◆ Short exercise ◆
Copy each line that contains the word "participants".

# Information given start

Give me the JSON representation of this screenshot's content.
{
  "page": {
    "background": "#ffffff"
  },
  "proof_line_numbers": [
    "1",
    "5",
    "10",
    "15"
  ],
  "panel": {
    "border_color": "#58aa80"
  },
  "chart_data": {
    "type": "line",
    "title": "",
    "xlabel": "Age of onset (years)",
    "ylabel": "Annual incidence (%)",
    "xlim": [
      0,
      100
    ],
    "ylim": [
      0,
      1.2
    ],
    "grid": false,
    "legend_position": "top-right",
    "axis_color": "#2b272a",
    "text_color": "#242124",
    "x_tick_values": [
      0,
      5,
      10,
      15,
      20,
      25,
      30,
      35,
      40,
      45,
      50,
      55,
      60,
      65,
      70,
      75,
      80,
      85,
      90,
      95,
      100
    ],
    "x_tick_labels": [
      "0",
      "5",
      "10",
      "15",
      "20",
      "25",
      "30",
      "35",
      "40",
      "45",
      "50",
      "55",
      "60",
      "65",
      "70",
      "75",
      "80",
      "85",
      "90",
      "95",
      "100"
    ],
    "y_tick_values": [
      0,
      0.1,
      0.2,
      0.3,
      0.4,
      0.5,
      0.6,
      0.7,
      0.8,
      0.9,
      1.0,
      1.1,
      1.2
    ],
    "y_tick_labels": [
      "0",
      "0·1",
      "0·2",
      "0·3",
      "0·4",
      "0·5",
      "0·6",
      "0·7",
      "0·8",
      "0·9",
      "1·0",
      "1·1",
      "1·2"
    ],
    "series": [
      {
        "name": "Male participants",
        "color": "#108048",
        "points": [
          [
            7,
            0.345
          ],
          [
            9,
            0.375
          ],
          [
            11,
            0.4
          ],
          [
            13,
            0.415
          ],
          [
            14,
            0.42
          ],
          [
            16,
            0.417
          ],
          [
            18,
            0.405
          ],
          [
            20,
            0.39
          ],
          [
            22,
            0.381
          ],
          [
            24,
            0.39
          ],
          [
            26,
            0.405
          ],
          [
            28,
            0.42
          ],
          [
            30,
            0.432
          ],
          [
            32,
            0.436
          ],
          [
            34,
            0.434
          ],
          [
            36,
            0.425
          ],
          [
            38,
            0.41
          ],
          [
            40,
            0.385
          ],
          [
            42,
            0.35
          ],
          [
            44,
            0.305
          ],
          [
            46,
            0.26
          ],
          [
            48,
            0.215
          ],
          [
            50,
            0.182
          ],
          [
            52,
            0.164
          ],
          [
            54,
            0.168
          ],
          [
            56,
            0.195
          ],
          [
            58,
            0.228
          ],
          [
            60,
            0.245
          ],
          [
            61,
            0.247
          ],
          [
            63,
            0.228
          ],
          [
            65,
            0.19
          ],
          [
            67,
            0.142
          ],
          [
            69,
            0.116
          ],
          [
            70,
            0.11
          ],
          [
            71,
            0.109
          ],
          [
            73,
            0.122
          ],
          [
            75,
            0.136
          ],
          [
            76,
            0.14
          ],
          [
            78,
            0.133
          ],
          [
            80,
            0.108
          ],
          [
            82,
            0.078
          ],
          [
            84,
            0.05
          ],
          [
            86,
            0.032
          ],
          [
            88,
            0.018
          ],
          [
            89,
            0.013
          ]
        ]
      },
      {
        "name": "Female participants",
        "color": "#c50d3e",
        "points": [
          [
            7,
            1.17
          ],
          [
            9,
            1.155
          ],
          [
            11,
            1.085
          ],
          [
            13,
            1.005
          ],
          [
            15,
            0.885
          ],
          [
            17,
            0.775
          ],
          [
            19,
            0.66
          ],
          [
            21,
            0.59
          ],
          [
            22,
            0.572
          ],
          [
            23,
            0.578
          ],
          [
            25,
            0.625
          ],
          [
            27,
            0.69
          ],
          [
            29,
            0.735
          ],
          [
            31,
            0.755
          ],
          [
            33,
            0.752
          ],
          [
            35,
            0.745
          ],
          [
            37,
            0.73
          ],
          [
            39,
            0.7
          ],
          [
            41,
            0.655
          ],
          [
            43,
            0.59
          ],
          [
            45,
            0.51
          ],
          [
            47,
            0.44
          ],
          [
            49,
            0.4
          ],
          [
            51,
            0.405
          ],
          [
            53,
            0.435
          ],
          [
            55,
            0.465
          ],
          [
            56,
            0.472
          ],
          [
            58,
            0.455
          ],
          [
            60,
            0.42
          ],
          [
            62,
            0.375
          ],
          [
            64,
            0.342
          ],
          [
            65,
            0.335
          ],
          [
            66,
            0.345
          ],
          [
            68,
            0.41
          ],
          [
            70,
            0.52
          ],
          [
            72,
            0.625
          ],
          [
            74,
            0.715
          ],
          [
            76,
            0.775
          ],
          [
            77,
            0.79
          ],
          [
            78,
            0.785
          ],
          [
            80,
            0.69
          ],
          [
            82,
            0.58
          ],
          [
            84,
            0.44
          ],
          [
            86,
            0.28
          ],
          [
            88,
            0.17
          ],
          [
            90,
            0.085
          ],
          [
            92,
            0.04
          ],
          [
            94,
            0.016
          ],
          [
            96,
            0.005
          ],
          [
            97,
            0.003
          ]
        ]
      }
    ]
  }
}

# Information given end

◆ Solution to the exercise ◆
        "name": "Male participants",
        "name": "Female participants",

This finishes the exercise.